Recorded data
-=-=-
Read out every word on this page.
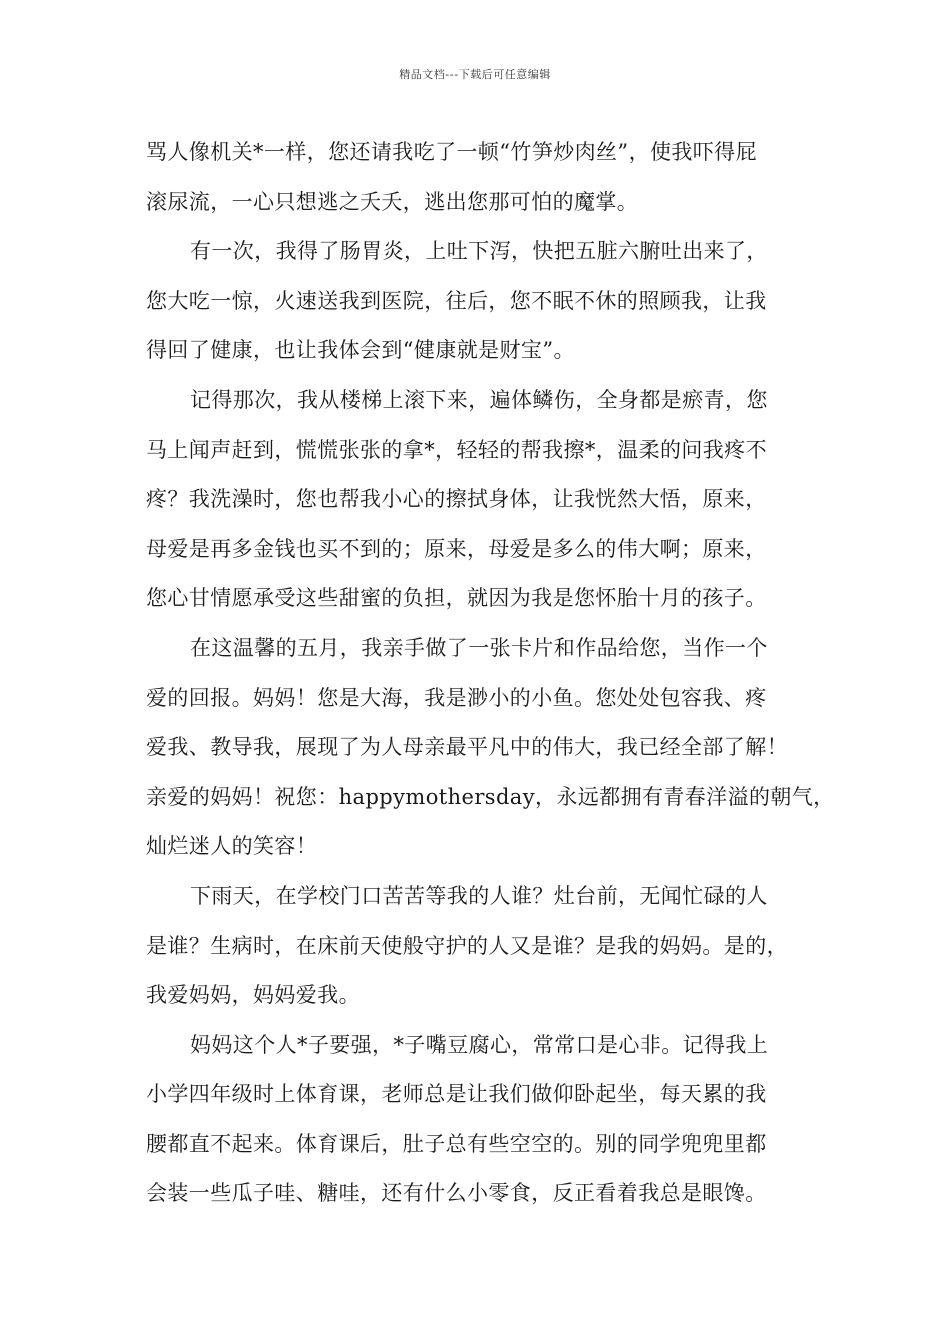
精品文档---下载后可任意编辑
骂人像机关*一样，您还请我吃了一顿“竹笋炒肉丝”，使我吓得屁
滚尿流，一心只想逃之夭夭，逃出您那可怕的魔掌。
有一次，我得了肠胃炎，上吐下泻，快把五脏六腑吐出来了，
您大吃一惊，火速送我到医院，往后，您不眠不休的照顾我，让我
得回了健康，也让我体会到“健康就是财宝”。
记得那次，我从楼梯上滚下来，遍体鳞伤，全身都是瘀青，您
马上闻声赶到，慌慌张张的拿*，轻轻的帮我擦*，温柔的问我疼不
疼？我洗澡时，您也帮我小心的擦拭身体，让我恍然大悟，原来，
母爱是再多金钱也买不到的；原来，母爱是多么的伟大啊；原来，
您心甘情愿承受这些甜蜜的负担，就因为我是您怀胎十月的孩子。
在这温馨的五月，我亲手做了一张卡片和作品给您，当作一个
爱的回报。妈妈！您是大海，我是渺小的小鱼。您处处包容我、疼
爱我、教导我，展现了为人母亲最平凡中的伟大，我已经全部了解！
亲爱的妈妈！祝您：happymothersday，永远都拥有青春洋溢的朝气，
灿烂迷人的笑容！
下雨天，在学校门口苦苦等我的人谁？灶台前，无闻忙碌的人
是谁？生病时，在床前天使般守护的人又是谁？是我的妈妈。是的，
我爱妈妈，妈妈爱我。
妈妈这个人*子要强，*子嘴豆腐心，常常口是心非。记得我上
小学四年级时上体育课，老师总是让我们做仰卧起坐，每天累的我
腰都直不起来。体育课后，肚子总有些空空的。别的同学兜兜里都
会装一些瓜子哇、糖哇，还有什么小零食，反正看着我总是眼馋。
-=-=-
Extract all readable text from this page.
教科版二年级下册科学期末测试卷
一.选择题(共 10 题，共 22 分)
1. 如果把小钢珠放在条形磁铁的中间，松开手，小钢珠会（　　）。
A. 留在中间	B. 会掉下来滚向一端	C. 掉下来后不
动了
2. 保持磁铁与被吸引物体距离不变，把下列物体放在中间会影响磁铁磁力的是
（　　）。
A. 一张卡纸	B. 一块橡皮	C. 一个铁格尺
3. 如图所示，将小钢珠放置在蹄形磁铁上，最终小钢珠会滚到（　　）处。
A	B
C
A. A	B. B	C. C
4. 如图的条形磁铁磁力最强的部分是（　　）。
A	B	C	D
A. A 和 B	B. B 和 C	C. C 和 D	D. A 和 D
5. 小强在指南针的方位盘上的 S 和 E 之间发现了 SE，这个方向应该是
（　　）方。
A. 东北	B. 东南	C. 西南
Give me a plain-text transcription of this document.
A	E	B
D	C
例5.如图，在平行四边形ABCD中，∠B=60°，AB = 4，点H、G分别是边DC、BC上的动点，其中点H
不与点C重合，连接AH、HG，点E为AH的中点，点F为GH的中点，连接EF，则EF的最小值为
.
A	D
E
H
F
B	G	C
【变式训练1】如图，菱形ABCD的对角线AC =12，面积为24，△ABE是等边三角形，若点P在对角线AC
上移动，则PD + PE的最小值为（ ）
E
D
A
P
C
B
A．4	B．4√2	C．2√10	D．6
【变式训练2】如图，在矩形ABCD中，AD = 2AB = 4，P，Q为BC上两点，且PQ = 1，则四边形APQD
-=-=-
Of the lines above, copy each that contains "this".

> Right answer
Read out every word on this page.
Extract all readable text from this page.
Give me a plain-text transcription of this document.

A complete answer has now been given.